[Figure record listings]

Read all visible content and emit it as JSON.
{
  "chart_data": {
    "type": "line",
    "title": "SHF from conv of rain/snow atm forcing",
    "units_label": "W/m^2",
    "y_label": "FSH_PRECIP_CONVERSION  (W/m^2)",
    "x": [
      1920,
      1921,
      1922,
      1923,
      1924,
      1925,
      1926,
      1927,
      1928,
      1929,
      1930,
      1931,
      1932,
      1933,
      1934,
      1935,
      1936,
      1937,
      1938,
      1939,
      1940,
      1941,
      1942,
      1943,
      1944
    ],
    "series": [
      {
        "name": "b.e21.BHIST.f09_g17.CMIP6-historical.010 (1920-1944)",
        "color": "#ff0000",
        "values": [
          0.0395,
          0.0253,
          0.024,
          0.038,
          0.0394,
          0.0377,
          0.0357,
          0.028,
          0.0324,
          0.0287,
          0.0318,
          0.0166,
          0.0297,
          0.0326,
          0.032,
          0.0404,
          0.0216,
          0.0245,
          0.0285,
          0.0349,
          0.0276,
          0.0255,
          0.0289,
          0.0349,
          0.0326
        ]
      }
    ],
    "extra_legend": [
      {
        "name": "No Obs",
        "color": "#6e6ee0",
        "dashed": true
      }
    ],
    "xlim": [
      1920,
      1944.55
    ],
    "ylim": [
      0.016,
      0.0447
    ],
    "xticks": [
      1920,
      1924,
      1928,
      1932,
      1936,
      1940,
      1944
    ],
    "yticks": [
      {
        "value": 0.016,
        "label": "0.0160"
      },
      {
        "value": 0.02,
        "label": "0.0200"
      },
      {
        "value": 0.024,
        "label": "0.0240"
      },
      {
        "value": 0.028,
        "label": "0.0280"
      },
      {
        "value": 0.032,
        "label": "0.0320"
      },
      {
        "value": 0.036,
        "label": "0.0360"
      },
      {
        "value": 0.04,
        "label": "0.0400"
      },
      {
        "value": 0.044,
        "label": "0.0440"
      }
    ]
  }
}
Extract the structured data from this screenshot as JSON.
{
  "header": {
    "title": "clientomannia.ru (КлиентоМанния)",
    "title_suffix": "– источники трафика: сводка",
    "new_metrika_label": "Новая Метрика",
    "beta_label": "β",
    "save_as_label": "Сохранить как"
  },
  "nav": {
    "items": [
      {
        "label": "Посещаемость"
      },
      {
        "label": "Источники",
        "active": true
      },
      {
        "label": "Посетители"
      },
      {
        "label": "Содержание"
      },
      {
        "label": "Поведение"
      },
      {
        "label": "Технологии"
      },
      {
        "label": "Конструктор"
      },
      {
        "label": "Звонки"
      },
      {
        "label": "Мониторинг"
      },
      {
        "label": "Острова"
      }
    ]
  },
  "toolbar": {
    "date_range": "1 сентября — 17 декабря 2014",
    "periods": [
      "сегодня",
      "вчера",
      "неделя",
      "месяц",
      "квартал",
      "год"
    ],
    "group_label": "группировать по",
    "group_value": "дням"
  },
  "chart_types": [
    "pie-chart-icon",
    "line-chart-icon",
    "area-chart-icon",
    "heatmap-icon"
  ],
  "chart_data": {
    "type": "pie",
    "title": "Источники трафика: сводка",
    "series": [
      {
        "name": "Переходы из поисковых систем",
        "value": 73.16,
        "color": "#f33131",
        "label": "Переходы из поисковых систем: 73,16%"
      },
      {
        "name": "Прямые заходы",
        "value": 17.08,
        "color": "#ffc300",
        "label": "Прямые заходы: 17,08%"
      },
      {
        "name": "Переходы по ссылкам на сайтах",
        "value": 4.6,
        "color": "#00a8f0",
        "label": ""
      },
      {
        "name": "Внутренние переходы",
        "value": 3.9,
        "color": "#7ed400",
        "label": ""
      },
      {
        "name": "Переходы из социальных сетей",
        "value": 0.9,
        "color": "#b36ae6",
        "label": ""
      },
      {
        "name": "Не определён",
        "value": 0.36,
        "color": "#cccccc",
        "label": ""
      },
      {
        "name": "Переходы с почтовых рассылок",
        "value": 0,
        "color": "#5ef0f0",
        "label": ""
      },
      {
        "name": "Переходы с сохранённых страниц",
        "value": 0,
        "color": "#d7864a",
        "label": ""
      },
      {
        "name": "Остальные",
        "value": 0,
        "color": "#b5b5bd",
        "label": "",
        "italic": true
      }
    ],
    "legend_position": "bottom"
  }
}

Requirement: Repeat each record in full; every line must match exactly.

Task solution:
Read all visible content and emit it as JSON.
{
  "chart_data": {
    "type": "line",
    "title": "SHF from conv of rain/snow atm forcing",
    "units_label": "W/m^2",
    "y_label": "FSH_PRECIP_CONVERSION  (W/m^2)",
    "x": [
      1920,
      1921,
      1922,
      1923,
      1924,
      1925,
      1926,
      1927,
      1928,
      1929,
      1930,
      1931,
      1932,
      1933,
      1934,
      1935,
      1936,
      1937,
      1938,
      1939,
      1940,
      1941,
      1942,
      1943,
      1944
    ],
    "series": [
      {
        "name": "b.e21.BHIST.f09_g17.CMIP6-historical.010 (1920-1944)",
        "color": "#ff0000",
        "values": [
          0.0395,
          0.0253,
          0.024,
          0.038,
          0.0394,
          0.0377,
          0.0357,
          0.028,
          0.0324,
          0.0287,
          0.0318,
          0.0166,
          0.0297,
          0.0326,
          0.032,
          0.0404,
          0.0216,
          0.0245,
          0.0285,
          0.0349,
          0.0276,
          0.0255,
          0.0289,
          0.0349,
          0.0326
        ]
      }
    ],
    "extra_legend": [
      {
        "name": "No Obs",
        "color": "#6e6ee0",
        "dashed": true
      }
    ],
    "xlim": [
      1920,
      1944.55
    ],
    "ylim": [
      0.016,
      0.0447
    ],
    "xticks": [
      1920,
      1924,
      1928,
      1932,
      1936,
      1940,
      1944
    ],
    "yticks": [
      {
        "value": 0.016,
        "label": "0.0160"
      },
      {
        "value": 0.02,
        "label": "0.0200"
      },
      {
        "value": 0.024,
        "label": "0.0240"
      },
      {
        "value": 0.028,
        "label": "0.0280"
      },
      {
        "value": 0.032,
        "label": "0.0320"
      },
      {
        "value": 0.036,
        "label": "0.0360"
      },
      {
        "value": 0.04,
        "label": "0.0400"
      },
      {
        "value": 0.044,
        "label": "0.0440"
      }
    ]
  }
}
Extract the structured data from this screenshot as JSON.
{
  "header": {
    "title": "clientomannia.ru (КлиентоМанния)",
    "title_suffix": "– источники трафика: сводка",
    "new_metrika_label": "Новая Метрика",
    "beta_label": "β",
    "save_as_label": "Сохранить как"
  },
  "nav": {
    "items": [
      {
        "label": "Посещаемость"
      },
      {
        "label": "Источники",
        "active": true
      },
      {
        "label": "Посетители"
      },
      {
        "label": "Содержание"
      },
      {
        "label": "Поведение"
      },
      {
        "label": "Технологии"
      },
      {
        "label": "Конструктор"
      },
      {
        "label": "Звонки"
      },
      {
        "label": "Мониторинг"
      },
      {
        "label": "Острова"
      }
    ]
  },
  "toolbar": {
    "date_range": "1 сентября — 17 декабря 2014",
    "periods": [
      "сегодня",
      "вчера",
      "неделя",
      "месяц",
      "квартал",
      "год"
    ],
    "group_label": "группировать по",
    "group_value": "дням"
  },
  "chart_types": [
    "pie-chart-icon",
    "line-chart-icon",
    "area-chart-icon",
    "heatmap-icon"
  ],
  "chart_data": {
    "type": "pie",
    "title": "Источники трафика: сводка",
    "series": [
      {
        "name": "Переходы из поисковых систем",
        "value": 73.16,
        "color": "#f33131",
        "label": "Переходы из поисковых систем: 73,16%"
      },
      {
        "name": "Прямые заходы",
        "value": 17.08,
        "color": "#ffc300",
        "label": "Прямые заходы: 17,08%"
      },
      {
        "name": "Переходы по ссылкам на сайтах",
        "value": 4.6,
        "color": "#00a8f0",
        "label": ""
      },
      {
        "name": "Внутренние переходы",
        "value": 3.9,
        "color": "#7ed400",
        "label": ""
      },
      {
        "name": "Переходы из социальных сетей",
        "value": 0.9,
        "color": "#b36ae6",
        "label": ""
      },
      {
        "name": "Не определён",
        "value": 0.36,
        "color": "#cccccc",
        "label": ""
      },
      {
        "name": "Переходы с почтовых рассылок",
        "value": 0,
        "color": "#5ef0f0",
        "label": ""
      },
      {
        "name": "Переходы с сохранённых страниц",
        "value": 0,
        "color": "#d7864a",
        "label": ""
      },
      {
        "name": "Остальные",
        "value": 0,
        "color": "#b5b5bd",
        "label": "",
        "italic": true
      }
    ],
    "legend_position": "bottom"
  }
}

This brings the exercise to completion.